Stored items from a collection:
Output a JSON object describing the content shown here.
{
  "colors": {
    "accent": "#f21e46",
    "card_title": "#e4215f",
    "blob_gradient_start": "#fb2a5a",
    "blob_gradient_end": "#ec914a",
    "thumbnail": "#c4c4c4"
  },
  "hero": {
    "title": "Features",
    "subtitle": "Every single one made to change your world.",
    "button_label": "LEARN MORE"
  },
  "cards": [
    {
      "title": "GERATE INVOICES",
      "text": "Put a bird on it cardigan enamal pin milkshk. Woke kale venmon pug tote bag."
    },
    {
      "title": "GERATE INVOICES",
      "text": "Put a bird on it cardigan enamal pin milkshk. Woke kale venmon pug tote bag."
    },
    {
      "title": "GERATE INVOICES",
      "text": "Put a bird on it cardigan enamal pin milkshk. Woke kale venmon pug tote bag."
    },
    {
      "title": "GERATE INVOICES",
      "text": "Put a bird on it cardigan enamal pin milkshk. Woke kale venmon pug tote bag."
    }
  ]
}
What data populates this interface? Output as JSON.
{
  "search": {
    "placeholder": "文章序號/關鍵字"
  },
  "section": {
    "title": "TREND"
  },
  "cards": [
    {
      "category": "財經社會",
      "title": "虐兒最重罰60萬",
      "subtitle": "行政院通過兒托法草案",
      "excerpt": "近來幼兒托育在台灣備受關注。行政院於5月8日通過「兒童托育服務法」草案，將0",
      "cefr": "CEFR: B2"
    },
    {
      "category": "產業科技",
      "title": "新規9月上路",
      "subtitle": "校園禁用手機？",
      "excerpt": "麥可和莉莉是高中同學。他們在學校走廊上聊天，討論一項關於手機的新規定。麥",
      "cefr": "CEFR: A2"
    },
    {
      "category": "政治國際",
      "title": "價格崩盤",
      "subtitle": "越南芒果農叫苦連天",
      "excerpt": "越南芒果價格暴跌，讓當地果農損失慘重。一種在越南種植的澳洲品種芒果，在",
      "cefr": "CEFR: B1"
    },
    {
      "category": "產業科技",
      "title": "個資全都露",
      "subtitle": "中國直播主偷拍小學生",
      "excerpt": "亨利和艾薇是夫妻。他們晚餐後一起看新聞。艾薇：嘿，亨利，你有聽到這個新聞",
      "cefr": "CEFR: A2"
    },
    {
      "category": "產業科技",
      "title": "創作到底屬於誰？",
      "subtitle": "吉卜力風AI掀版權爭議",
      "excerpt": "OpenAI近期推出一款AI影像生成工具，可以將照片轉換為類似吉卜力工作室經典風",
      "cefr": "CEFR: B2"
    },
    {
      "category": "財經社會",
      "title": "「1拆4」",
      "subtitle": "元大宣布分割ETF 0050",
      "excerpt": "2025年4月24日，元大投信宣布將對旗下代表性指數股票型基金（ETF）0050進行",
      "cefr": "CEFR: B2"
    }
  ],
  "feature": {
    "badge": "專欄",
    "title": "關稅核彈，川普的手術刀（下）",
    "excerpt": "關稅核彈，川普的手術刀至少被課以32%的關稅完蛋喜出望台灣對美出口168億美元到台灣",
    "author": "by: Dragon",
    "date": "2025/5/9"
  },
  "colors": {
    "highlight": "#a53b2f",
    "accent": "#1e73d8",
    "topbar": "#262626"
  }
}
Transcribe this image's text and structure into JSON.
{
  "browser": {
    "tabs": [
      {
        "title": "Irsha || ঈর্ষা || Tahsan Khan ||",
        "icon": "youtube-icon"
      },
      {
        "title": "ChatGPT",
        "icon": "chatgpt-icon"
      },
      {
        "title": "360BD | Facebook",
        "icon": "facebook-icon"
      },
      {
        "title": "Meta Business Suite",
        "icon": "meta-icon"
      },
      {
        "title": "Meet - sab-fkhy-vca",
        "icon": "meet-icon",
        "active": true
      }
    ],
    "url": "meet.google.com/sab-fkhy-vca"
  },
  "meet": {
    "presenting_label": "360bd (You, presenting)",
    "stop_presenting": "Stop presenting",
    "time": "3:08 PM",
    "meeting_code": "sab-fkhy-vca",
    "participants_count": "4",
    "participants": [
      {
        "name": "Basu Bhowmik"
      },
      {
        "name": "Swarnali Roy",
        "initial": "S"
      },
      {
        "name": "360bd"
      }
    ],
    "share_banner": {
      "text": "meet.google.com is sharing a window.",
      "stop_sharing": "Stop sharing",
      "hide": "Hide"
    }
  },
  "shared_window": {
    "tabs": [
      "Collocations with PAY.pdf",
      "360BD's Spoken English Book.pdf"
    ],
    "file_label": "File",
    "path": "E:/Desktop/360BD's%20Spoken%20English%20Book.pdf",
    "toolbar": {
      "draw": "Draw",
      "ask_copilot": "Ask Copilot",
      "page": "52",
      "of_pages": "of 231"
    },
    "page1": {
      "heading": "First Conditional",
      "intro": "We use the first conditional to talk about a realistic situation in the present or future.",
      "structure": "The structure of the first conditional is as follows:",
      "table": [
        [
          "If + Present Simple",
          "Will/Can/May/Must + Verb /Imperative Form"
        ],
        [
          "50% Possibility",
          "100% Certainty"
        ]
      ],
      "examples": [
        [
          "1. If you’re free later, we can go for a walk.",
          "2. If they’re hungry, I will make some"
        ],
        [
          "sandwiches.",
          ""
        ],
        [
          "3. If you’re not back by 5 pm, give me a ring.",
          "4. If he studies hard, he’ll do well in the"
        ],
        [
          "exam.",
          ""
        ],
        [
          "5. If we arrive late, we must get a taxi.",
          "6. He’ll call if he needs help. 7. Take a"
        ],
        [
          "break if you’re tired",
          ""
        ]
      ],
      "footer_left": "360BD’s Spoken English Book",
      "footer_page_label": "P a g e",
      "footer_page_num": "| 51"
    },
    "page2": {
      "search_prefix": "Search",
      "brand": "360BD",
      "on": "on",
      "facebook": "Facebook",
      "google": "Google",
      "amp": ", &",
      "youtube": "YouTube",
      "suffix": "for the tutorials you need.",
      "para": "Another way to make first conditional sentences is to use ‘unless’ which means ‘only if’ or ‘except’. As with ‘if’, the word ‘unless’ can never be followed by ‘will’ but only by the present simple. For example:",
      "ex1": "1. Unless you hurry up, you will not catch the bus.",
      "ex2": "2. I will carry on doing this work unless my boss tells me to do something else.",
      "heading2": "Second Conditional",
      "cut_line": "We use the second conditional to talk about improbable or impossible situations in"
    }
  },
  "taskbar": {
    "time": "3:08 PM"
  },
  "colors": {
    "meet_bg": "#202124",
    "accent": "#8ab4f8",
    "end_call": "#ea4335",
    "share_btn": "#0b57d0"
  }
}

Task to complete:
Quote the listing in full, please, keeping every line exact.

Answer to this exercise:
Output a JSON object describing the content shown here.
{
  "colors": {
    "accent": "#f21e46",
    "card_title": "#e4215f",
    "blob_gradient_start": "#fb2a5a",
    "blob_gradient_end": "#ec914a",
    "thumbnail": "#c4c4c4"
  },
  "hero": {
    "title": "Features",
    "subtitle": "Every single one made to change your world.",
    "button_label": "LEARN MORE"
  },
  "cards": [
    {
      "title": "GERATE INVOICES",
      "text": "Put a bird on it cardigan enamal pin milkshk. Woke kale venmon pug tote bag."
    },
    {
      "title": "GERATE INVOICES",
      "text": "Put a bird on it cardigan enamal pin milkshk. Woke kale venmon pug tote bag."
    },
    {
      "title": "GERATE INVOICES",
      "text": "Put a bird on it cardigan enamal pin milkshk. Woke kale venmon pug tote bag."
    },
    {
      "title": "GERATE INVOICES",
      "text": "Put a bird on it cardigan enamal pin milkshk. Woke kale venmon pug tote bag."
    }
  ]
}
What data populates this interface? Output as JSON.
{
  "search": {
    "placeholder": "文章序號/關鍵字"
  },
  "section": {
    "title": "TREND"
  },
  "cards": [
    {
      "category": "財經社會",
      "title": "虐兒最重罰60萬",
      "subtitle": "行政院通過兒托法草案",
      "excerpt": "近來幼兒托育在台灣備受關注。行政院於5月8日通過「兒童托育服務法」草案，將0",
      "cefr": "CEFR: B2"
    },
    {
      "category": "產業科技",
      "title": "新規9月上路",
      "subtitle": "校園禁用手機？",
      "excerpt": "麥可和莉莉是高中同學。他們在學校走廊上聊天，討論一項關於手機的新規定。麥",
      "cefr": "CEFR: A2"
    },
    {
      "category": "政治國際",
      "title": "價格崩盤",
      "subtitle": "越南芒果農叫苦連天",
      "excerpt": "越南芒果價格暴跌，讓當地果農損失慘重。一種在越南種植的澳洲品種芒果，在",
      "cefr": "CEFR: B1"
    },
    {
      "category": "產業科技",
      "title": "個資全都露",
      "subtitle": "中國直播主偷拍小學生",
      "excerpt": "亨利和艾薇是夫妻。他們晚餐後一起看新聞。艾薇：嘿，亨利，你有聽到這個新聞",
      "cefr": "CEFR: A2"
    },
    {
      "category": "產業科技",
      "title": "創作到底屬於誰？",
      "subtitle": "吉卜力風AI掀版權爭議",
      "excerpt": "OpenAI近期推出一款AI影像生成工具，可以將照片轉換為類似吉卜力工作室經典風",
      "cefr": "CEFR: B2"
    },
    {
      "category": "財經社會",
      "title": "「1拆4」",
      "subtitle": "元大宣布分割ETF 0050",
      "excerpt": "2025年4月24日，元大投信宣布將對旗下代表性指數股票型基金（ETF）0050進行",
      "cefr": "CEFR: B2"
    }
  ],
  "feature": {
    "badge": "專欄",
    "title": "關稅核彈，川普的手術刀（下）",
    "excerpt": "關稅核彈，川普的手術刀至少被課以32%的關稅完蛋喜出望台灣對美出口168億美元到台灣",
    "author": "by: Dragon",
    "date": "2025/5/9"
  },
  "colors": {
    "highlight": "#a53b2f",
    "accent": "#1e73d8",
    "topbar": "#262626"
  }
}
Transcribe this image's text and structure into JSON.
{
  "browser": {
    "tabs": [
      {
        "title": "Irsha || ঈর্ষা || Tahsan Khan ||",
        "icon": "youtube-icon"
      },
      {
        "title": "ChatGPT",
        "icon": "chatgpt-icon"
      },
      {
        "title": "360BD | Facebook",
        "icon": "facebook-icon"
      },
      {
        "title": "Meta Business Suite",
        "icon": "meta-icon"
      },
      {
        "title": "Meet - sab-fkhy-vca",
        "icon": "meet-icon",
        "active": true
      }
    ],
    "url": "meet.google.com/sab-fkhy-vca"
  },
  "meet": {
    "presenting_label": "360bd (You, presenting)",
    "stop_presenting": "Stop presenting",
    "time": "3:08 PM",
    "meeting_code": "sab-fkhy-vca",
    "participants_count": "4",
    "participants": [
      {
        "name": "Basu Bhowmik"
      },
      {
        "name": "Swarnali Roy",
        "initial": "S"
      },
      {
        "name": "360bd"
      }
    ],
    "share_banner": {
      "text": "meet.google.com is sharing a window.",
      "stop_sharing": "Stop sharing",
      "hide": "Hide"
    }
  },
  "shared_window": {
    "tabs": [
      "Collocations with PAY.pdf",
      "360BD's Spoken English Book.pdf"
    ],
    "file_label": "File",
    "path": "E:/Desktop/360BD's%20Spoken%20English%20Book.pdf",
    "toolbar": {
      "draw": "Draw",
      "ask_copilot": "Ask Copilot",
      "page": "52",
      "of_pages": "of 231"
    },
    "page1": {
      "heading": "First Conditional",
      "intro": "We use the first conditional to talk about a realistic situation in the present or future.",
      "structure": "The structure of the first conditional is as follows:",
      "table": [
        [
          "If + Present Simple",
          "Will/Can/May/Must + Verb /Imperative Form"
        ],
        [
          "50% Possibility",
          "100% Certainty"
        ]
      ],
      "examples": [
        [
          "1. If you’re free later, we can go for a walk.",
          "2. If they’re hungry, I will make some"
        ],
        [
          "sandwiches.",
          ""
        ],
        [
          "3. If you’re not back by 5 pm, give me a ring.",
          "4. If he studies hard, he’ll do well in the"
        ],
        [
          "exam.",
          ""
        ],
        [
          "5. If we arrive late, we must get a taxi.",
          "6. He’ll call if he needs help. 7. Take a"
        ],
        [
          "break if you’re tired",
          ""
        ]
      ],
      "footer_left": "360BD’s Spoken English Book",
      "footer_page_label": "P a g e",
      "footer_page_num": "| 51"
    },
    "page2": {
      "search_prefix": "Search",
      "brand": "360BD",
      "on": "on",
      "facebook": "Facebook",
      "google": "Google",
      "amp": ", &",
      "youtube": "YouTube",
      "suffix": "for the tutorials you need.",
      "para": "Another way to make first conditional sentences is to use ‘unless’ which means ‘only if’ or ‘except’. As with ‘if’, the word ‘unless’ can never be followed by ‘will’ but only by the present simple. For example:",
      "ex1": "1. Unless you hurry up, you will not catch the bus.",
      "ex2": "2. I will carry on doing this work unless my boss tells me to do something else.",
      "heading2": "Second Conditional",
      "cut_line": "We use the second conditional to talk about improbable or impossible situations in"
    }
  },
  "taskbar": {
    "time": "3:08 PM"
  },
  "colors": {
    "meet_bg": "#202124",
    "accent": "#8ab4f8",
    "end_call": "#ea4335",
    "share_btn": "#0b57d0"
  }
}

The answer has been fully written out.